> [REQUIRED WORK]: Gather each line of the entries below that includes "mmHg".

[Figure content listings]
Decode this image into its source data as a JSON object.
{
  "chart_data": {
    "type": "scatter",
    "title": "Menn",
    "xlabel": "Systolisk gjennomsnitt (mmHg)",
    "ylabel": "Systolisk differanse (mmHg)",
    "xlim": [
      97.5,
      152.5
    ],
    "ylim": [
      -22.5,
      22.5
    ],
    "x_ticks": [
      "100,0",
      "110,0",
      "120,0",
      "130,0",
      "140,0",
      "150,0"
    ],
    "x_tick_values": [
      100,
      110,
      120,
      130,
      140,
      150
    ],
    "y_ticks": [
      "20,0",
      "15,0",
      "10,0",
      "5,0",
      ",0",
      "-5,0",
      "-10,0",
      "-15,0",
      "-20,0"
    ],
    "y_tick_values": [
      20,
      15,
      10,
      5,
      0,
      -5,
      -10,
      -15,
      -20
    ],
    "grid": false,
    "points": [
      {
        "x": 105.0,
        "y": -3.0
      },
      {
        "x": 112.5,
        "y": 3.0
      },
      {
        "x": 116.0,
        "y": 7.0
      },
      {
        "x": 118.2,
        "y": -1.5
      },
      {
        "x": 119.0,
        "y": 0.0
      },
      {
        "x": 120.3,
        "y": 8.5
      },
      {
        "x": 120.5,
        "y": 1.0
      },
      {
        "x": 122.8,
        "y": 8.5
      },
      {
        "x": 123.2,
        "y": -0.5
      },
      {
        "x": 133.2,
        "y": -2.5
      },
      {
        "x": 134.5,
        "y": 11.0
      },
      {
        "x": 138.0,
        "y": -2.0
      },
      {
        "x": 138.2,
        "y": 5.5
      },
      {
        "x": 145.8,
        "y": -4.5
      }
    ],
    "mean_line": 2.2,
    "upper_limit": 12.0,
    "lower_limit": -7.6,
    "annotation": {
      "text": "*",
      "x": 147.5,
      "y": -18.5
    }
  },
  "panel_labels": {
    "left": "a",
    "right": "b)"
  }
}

> [RESULT FOR THIS TASK]:
    "xlabel": "Systolisk gjennomsnitt (mmHg)",
    "ylabel": "Systolisk differanse (mmHg)",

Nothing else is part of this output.